» **TEXTE À LIRE**
----

Le reste du monde avait sous-estimé la volonté des habitants de ces pays de ne pas être gouvernés par la charia et ses provisions datant d’avant le Moyen-Age. En Europe et aux Etats-Unis, on pensa à tort que la vague verte n’était pas endiguable, et qu’il faudrait transiger pour des décennies avec des mouvements comme les Frères Musulmans, Ennahda, ou encore l’AKP d’Erdogan en Turquie. Leurs dirigeants aussi en étaient persuadés, mais Mohamed Morsi croupit désormais en prison, Ghannouchi se retrouve dans l’opposition et Erdogan voit son pouvoir de plus en plus contesté.
Rachid Ghannouchi vient de clamer que "la Tunisie devrait être un modèle pour la région", et que "ces progrès de la démocratie en Tunisie devraient avoir un effet positif sur les autres pays du Printemps arabe".
Avec les leaders islamistes, il est toujours difficile de savoir s’ils sont sérieux ou s’ils plaisantent. Parce que la démocratie n’a jamais intéressé ces partis ou organisations autrement que pour se saisir du pouvoir et pour s’y accrocher ensuite. Chacun de ces dirigeants a, au moins une fois, déclaré que l’islam passait avant la démocratie.
Or la démocratie s’est rebiffée, de même que ces sociétés qui ont refusé de cacher leurs femmes derrière des rideaux et des masques. Et il est certain que l’exemple tunisien est suivi de très près par l’ensemble du monde arabo-musulman. Si l’exemple fait à nouveau tache, ce sera l’humanisme et la démocratie qui en bénéficieront, et non pas l’islamisme qui est leur ennemi juré. Et qui demeure incompatible avec eux, quoi qu’ait pu en dire le Président François Hollande à Tunis.

----

» **MATÉRIEL PRÉSENTÉ**
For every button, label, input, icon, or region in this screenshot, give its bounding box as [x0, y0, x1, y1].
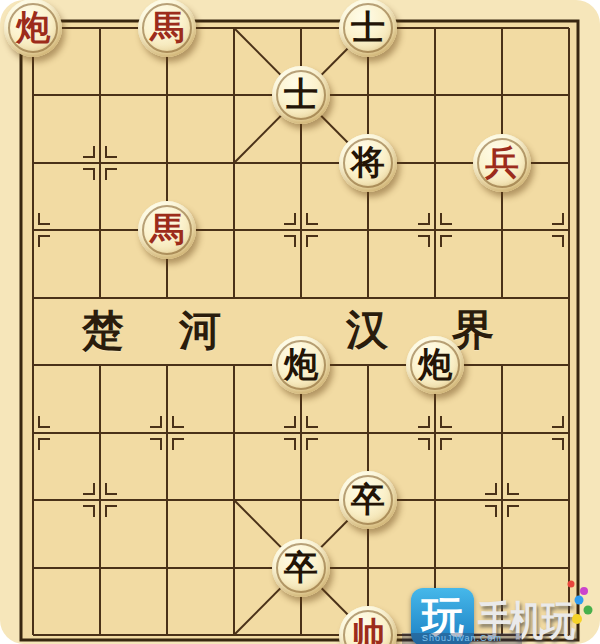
- watermark-url-text: ShouJiWan.Com: [402, 633, 522, 644]
- piece-red-cannon[interactable]: 炮: [4, 0, 62, 57]
- xiangqi-board[interactable]: 楚 河 汉 界 炮馬士士将兵馬炮炮卒卒帅 玩 手机玩 ShouJiWan.Com: [0, 0, 600, 644]
- piece-character: 馬: [138, 201, 196, 259]
- piece-red-general[interactable]: 帅: [339, 606, 397, 644]
- piece-character: 帅: [339, 606, 397, 644]
- piece-black-soldier[interactable]: 卒: [339, 471, 397, 529]
- watermark-dot: [580, 587, 588, 595]
- piece-character: 卒: [272, 539, 330, 597]
- piece-black-advisor[interactable]: 士: [339, 0, 397, 57]
- piece-black-soldier[interactable]: 卒: [272, 539, 330, 597]
- piece-character: 卒: [339, 471, 397, 529]
- piece-red-soldier[interactable]: 兵: [473, 134, 531, 192]
- piece-character: 炮: [272, 336, 330, 394]
- piece-black-cannon[interactable]: 炮: [272, 336, 330, 394]
- watermark-dot: [575, 596, 584, 605]
- river-char-chu: 楚: [82, 303, 124, 359]
- piece-red-horse[interactable]: 馬: [138, 201, 196, 259]
- piece-character: 将: [339, 134, 397, 192]
- watermark-dot: [568, 581, 575, 588]
- river-char-he: 河: [179, 303, 221, 359]
- piece-character: 士: [272, 66, 330, 124]
- piece-character: 炮: [406, 336, 464, 394]
- piece-black-general[interactable]: 将: [339, 134, 397, 192]
- piece-black-advisor[interactable]: 士: [272, 66, 330, 124]
- piece-character: 士: [339, 0, 397, 57]
- piece-character: 馬: [138, 0, 196, 57]
- river-char-han: 汉: [346, 302, 388, 358]
- piece-red-horse[interactable]: 馬: [138, 0, 196, 57]
- piece-character: 兵: [473, 134, 531, 192]
- watermark-dot: [572, 614, 582, 624]
- piece-character: 炮: [4, 0, 62, 57]
- piece-black-cannon[interactable]: 炮: [406, 336, 464, 394]
- watermark-dot: [584, 606, 593, 615]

----

» **CONSIGNE**
Recopiez intégralement, plus haut, le texte sur la Tunisie et l'islamisme politique.

» **RÉPONSE**
Le reste du monde avait sous-estimé la volonté des habitants de ces pays de ne pas être gouvernés par la charia et ses provisions datant d’avant le Moyen-Age. En Europe et aux Etats-Unis, on pensa à tort que la vague verte n’était pas endiguable, et qu’il faudrait transiger pour des décennies avec des mouvements comme les Frères Musulmans, Ennahda, ou encore l’AKP d’Erdogan en Turquie. Leurs dirigeants aussi en étaient persuadés, mais Mohamed Morsi croupit désormais en prison, Ghannouchi se retrouve dans l’opposition et Erdogan voit son pouvoir de plus en plus contesté.
Rachid Ghannouchi vient de clamer que "la Tunisie devrait être un modèle pour la région", et que "ces progrès de la démocratie en Tunisie devraient avoir un effet positif sur les autres pays du Printemps arabe".
Avec les leaders islamistes, il est toujours difficile de savoir s’ils sont sérieux ou s’ils plaisantent. Parce que la démocratie n’a jamais intéressé ces partis ou organisations autrement que pour se saisir du pouvoir et pour s’y accrocher ensuite. Chacun de ces dirigeants a, au moins une fois, déclaré que l’islam passait avant la démocratie.
Or la démocratie s’est rebiffée, de même que ces sociétés qui ont refusé de cacher leurs femmes derrière des rideaux et des masques. Et il est certain que l’exemple tunisien est suivi de très près par l’ensemble du monde arabo-musulman. Si l’exemple fait à nouveau tache, ce sera l’humanisme et la démocratie qui en bénéficieront, et non pas l’islamisme qui est leur ennemi juré. Et qui demeure incompatible avec eux, quoi qu’ait pu en dire le Président François Hollande à Tunis.